Recorded data
- - - -

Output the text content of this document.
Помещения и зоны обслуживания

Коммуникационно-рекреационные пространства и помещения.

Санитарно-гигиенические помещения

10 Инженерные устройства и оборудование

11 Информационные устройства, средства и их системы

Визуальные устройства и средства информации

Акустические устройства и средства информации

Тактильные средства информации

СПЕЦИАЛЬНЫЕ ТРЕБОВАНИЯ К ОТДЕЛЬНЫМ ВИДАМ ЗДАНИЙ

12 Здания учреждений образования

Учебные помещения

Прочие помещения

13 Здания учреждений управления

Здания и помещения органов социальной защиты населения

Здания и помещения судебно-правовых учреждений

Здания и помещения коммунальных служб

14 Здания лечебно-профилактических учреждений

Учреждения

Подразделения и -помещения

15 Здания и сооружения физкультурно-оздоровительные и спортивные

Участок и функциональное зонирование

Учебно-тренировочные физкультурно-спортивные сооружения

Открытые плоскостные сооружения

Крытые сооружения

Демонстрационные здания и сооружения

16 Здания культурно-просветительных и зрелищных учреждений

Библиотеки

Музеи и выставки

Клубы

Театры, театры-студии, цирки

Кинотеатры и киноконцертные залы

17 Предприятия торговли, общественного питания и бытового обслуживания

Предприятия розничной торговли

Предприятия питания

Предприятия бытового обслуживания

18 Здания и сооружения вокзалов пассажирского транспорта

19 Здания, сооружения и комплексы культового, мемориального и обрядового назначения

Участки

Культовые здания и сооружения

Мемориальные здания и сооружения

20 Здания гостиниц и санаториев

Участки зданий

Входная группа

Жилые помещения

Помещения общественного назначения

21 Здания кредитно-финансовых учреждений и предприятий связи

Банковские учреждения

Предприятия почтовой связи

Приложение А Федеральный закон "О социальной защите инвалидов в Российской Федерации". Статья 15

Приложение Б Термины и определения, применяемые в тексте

- - - -

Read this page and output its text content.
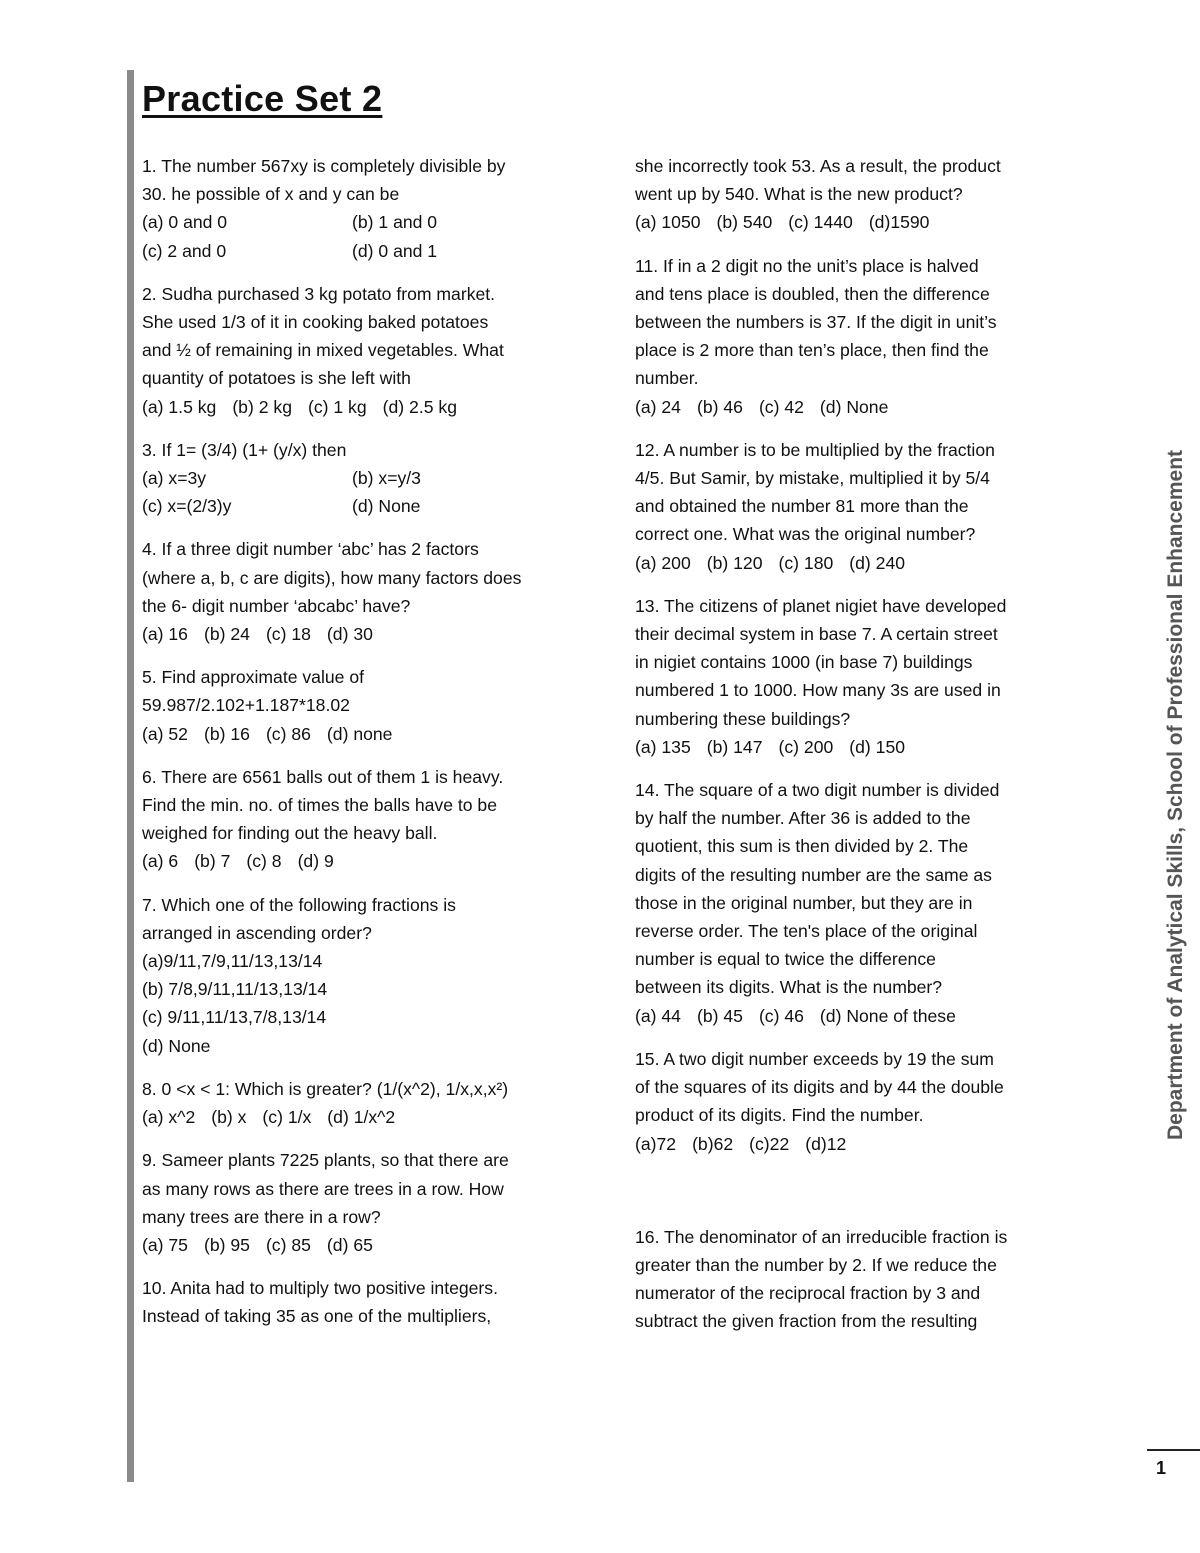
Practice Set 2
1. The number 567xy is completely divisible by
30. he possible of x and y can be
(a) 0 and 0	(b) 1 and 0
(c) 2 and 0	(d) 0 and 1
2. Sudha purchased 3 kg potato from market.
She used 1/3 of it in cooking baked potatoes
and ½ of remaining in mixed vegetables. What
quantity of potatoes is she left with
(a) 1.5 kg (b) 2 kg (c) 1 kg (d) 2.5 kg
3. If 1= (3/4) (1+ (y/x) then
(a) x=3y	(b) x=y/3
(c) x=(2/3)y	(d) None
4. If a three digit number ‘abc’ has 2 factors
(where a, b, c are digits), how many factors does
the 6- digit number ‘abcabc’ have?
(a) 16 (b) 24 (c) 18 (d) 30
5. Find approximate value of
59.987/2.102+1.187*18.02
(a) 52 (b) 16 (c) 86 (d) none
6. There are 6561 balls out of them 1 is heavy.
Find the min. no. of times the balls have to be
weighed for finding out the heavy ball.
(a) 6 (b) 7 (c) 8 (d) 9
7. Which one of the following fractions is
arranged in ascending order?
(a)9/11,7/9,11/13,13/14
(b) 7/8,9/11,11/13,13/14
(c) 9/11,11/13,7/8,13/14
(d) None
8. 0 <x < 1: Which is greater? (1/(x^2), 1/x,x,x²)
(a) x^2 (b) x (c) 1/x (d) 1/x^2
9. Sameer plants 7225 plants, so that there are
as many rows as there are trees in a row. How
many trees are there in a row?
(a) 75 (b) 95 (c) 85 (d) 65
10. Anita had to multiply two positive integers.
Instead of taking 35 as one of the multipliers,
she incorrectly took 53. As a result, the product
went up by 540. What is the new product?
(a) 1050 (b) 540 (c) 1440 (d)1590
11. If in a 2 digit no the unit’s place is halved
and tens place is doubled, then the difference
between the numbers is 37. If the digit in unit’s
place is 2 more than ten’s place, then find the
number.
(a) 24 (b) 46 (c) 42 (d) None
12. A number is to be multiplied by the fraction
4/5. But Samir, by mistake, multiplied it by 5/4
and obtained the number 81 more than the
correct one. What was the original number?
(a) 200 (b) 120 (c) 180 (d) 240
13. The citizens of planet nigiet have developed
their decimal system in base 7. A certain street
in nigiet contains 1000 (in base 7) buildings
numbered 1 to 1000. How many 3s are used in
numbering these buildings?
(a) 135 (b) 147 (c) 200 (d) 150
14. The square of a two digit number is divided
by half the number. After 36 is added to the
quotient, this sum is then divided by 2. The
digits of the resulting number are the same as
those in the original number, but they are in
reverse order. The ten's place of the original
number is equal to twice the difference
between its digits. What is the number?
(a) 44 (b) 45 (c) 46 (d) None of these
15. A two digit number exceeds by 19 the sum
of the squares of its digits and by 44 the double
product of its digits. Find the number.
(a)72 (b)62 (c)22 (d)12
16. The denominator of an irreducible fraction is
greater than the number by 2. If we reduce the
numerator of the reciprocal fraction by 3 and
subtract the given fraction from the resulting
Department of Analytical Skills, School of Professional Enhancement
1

- - - -

** Exercise details **
Find all lines with "спортивные" in them and copy each one.

** Solution **
15 Здания и сооружения физкультурно-оздоровительные и спортивные
Учебно-тренировочные физкультурно-спортивные сооружения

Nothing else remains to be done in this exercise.